Rewrite the rows starting at the line that contains "Patent image size: (855, 800)." and ending at the line that contains "The land layer 66 is at (677, 341)." as a two-column CSV with the headers text and answer. Each row should give its text and its answer, with each value in a single quoted field and line breaks replaced by spaces.

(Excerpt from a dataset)
· · · ·

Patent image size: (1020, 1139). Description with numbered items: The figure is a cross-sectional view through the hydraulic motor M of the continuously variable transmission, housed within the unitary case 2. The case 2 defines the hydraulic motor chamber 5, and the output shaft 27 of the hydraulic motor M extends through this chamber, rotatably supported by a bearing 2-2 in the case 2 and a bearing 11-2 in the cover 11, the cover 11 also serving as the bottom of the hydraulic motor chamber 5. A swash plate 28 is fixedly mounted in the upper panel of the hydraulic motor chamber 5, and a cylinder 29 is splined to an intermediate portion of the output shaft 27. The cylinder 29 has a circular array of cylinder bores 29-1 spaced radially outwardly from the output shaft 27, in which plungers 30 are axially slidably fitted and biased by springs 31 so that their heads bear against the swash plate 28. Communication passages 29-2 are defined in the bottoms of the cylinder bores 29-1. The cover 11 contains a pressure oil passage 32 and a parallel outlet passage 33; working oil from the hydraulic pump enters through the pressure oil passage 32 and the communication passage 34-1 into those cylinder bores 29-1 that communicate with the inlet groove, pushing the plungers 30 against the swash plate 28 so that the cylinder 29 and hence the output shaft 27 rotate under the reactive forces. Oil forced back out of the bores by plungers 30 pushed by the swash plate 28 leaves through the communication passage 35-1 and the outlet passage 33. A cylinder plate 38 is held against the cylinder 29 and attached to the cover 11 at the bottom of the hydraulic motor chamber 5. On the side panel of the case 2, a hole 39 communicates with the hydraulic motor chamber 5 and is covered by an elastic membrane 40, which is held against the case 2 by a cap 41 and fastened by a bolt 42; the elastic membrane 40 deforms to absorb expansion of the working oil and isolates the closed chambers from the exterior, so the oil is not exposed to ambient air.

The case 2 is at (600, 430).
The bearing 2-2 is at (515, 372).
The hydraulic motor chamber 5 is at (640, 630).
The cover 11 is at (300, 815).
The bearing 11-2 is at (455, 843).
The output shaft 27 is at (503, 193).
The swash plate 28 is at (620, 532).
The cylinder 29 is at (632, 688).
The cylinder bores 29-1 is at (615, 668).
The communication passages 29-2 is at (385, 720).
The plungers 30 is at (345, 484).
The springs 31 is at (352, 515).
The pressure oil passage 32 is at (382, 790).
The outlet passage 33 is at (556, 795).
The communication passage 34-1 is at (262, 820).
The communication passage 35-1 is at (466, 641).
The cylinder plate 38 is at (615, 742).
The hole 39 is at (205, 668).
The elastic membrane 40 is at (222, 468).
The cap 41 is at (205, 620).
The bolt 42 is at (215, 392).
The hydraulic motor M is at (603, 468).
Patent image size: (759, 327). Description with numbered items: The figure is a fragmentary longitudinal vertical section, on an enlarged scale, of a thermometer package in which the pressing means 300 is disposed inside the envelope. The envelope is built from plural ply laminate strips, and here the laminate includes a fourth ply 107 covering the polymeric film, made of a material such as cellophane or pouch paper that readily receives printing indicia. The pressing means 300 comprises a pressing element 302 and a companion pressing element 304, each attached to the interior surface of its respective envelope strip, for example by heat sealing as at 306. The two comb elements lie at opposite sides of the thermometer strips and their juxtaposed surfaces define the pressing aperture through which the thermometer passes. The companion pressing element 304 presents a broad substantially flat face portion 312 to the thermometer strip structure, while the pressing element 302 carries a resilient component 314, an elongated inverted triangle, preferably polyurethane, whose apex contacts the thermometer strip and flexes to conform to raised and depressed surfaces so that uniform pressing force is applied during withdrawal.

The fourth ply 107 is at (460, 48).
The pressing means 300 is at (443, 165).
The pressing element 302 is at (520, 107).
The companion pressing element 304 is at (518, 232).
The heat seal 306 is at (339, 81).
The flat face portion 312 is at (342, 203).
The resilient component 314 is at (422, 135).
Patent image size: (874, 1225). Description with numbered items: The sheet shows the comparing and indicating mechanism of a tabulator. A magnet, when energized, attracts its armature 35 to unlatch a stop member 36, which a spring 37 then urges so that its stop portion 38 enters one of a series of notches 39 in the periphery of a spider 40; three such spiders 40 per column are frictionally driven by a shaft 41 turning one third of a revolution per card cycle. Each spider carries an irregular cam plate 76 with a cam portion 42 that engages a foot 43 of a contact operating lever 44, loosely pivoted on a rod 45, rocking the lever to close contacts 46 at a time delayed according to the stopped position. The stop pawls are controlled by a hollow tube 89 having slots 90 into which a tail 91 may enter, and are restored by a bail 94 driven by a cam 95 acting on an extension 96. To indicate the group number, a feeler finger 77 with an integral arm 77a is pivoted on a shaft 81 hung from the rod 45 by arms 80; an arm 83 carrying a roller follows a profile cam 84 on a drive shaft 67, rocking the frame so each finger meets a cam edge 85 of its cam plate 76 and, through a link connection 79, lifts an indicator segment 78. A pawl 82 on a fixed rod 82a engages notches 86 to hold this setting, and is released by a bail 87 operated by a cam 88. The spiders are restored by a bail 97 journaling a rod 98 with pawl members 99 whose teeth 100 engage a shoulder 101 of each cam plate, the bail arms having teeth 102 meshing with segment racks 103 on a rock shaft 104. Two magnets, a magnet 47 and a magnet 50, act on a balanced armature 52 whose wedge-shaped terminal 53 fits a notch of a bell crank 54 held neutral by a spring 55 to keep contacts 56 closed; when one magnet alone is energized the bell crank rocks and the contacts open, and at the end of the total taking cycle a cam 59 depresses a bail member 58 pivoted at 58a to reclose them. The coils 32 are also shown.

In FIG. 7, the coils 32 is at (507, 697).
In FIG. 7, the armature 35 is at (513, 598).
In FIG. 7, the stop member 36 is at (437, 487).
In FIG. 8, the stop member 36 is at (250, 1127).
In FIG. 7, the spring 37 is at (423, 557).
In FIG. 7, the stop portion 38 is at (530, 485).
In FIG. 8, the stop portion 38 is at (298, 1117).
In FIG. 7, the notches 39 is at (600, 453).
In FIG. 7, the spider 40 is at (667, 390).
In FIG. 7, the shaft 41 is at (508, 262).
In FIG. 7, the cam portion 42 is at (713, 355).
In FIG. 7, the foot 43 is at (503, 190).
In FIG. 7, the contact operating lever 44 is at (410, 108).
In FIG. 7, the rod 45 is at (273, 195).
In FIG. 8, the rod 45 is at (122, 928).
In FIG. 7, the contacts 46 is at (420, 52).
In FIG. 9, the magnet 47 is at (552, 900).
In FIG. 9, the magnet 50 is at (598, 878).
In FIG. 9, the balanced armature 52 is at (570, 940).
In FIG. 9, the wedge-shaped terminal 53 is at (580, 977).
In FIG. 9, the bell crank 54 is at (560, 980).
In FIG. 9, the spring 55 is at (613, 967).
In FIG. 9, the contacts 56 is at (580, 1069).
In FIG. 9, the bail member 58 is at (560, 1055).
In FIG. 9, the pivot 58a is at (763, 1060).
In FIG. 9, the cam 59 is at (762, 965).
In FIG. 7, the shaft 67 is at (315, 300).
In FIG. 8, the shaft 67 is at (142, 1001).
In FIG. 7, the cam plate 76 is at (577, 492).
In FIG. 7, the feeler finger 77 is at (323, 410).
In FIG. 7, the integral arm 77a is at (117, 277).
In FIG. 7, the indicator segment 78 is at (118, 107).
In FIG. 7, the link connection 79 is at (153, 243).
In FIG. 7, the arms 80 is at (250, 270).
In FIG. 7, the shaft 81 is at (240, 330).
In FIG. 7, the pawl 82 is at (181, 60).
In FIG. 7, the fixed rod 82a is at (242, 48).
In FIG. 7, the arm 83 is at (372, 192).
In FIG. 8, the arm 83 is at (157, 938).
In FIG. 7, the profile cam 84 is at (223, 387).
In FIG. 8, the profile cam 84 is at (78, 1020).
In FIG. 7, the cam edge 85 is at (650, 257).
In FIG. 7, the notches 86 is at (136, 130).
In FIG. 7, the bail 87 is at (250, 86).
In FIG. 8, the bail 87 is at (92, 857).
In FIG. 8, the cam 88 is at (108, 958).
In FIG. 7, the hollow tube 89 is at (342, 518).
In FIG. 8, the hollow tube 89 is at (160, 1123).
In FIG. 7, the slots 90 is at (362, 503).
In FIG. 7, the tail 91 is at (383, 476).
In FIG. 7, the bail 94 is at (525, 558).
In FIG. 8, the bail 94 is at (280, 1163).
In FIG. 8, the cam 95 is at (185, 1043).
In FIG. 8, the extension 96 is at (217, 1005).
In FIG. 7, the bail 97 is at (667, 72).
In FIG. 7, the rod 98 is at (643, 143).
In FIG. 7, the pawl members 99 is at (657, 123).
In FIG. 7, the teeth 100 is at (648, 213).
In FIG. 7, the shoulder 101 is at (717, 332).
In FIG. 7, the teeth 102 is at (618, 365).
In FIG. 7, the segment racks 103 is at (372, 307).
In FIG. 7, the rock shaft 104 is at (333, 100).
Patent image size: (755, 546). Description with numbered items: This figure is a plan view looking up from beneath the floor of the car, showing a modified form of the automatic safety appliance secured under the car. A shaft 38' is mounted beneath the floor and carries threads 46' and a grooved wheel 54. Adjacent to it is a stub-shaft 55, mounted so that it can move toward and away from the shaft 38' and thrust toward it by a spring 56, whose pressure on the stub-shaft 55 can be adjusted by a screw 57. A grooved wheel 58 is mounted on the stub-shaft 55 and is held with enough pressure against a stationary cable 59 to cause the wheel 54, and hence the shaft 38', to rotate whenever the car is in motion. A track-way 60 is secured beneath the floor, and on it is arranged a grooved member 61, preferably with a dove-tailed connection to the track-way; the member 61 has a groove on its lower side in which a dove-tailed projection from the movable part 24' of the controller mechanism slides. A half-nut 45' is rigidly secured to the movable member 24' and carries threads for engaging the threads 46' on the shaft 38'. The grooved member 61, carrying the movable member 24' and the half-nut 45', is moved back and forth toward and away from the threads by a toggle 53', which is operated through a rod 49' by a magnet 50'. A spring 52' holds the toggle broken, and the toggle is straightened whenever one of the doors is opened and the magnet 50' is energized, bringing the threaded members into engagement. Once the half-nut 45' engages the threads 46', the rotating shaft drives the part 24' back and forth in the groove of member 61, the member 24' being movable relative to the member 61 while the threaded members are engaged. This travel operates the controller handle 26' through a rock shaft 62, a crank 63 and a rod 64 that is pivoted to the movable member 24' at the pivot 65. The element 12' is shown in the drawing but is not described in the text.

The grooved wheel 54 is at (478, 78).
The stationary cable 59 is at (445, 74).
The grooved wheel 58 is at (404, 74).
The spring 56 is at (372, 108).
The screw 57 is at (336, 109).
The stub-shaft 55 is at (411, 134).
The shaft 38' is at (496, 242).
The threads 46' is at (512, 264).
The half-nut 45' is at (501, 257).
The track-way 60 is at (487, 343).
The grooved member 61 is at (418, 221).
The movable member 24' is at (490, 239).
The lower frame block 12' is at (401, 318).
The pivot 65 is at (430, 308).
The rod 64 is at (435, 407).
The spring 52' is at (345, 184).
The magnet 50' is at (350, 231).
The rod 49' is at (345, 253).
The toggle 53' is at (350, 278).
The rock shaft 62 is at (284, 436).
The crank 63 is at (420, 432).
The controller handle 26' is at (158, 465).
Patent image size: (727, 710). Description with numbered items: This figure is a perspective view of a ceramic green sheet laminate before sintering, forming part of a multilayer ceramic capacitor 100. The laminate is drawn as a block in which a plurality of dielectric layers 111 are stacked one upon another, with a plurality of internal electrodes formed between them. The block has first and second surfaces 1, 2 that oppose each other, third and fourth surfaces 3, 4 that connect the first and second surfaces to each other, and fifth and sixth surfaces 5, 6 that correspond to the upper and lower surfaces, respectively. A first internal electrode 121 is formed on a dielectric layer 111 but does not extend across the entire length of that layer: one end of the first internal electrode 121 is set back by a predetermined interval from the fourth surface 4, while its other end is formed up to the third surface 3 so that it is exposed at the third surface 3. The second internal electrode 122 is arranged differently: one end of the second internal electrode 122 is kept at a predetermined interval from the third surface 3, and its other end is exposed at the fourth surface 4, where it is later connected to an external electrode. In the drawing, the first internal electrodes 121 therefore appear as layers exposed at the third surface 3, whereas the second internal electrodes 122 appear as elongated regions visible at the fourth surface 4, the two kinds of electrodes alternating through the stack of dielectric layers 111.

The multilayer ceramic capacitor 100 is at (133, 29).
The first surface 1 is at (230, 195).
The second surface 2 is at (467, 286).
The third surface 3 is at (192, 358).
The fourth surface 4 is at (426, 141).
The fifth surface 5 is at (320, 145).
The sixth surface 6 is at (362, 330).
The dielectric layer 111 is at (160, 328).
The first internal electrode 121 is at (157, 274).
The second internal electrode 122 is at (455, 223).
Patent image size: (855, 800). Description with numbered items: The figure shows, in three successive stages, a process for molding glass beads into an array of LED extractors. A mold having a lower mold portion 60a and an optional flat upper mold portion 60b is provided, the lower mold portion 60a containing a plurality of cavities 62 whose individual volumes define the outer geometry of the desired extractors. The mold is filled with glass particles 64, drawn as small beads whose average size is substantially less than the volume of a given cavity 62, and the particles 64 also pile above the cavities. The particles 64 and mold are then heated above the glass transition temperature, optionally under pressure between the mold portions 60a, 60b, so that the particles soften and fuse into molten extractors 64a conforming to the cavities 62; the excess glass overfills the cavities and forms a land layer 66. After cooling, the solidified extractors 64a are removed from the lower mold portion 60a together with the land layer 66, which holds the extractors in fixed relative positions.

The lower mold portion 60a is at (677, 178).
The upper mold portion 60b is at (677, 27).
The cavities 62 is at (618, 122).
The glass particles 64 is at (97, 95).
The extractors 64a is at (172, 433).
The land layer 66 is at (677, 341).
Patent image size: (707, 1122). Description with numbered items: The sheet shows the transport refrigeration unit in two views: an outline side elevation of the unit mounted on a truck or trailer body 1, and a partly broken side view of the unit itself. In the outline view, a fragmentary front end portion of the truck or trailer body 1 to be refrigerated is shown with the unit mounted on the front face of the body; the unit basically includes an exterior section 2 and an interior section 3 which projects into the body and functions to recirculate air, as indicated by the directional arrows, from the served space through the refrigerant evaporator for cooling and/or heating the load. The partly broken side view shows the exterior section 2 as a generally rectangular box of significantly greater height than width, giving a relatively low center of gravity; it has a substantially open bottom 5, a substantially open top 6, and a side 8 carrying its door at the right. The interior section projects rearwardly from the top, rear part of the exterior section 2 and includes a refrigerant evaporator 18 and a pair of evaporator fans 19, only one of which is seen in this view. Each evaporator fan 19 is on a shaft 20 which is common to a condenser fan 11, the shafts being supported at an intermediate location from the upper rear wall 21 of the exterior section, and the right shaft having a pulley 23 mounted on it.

· · · ·

Expected answer ->
text,answer
"Patent image size: (855, 800). Description with numbered items: The figure shows, in three successive stages, a process for molding glass beads into an array of LED extractors. A mold having a lower mold portion 60a and an optional flat upper mold portion 60b is provided, the lower mold portion 60a containing a plurality of cavities 62 whose individual volumes define the outer geometry of the desired extractors. The mold is filled with glass particles 64, drawn as small beads whose average size is substantially less than the volume of a given cavity 62, and the particles 64 also pile above the cavities. The particles 64 and mold are then heated above the glass transition temperature, optionally under pressure between the mold portions 60a, 60b, so that the particles soften and fuse into molten extractors 64a conforming to the cavities 62; the excess glass overfills the cavities and forms a land layer 66. After cooling, the solidified extractors 64a are removed from the lower mold portion 60a together with the land layer 66, which holds the extractors in fixed relative positions.","The lower mold portion 60a is at (677, 178). The upper mold portion 60b is at (677, 27). The cavities 62 is at (618, 122). The glass particles 64 is at (97, 95). The extractors 64a is at (172, 433). The land layer 66 is at (677, 341)."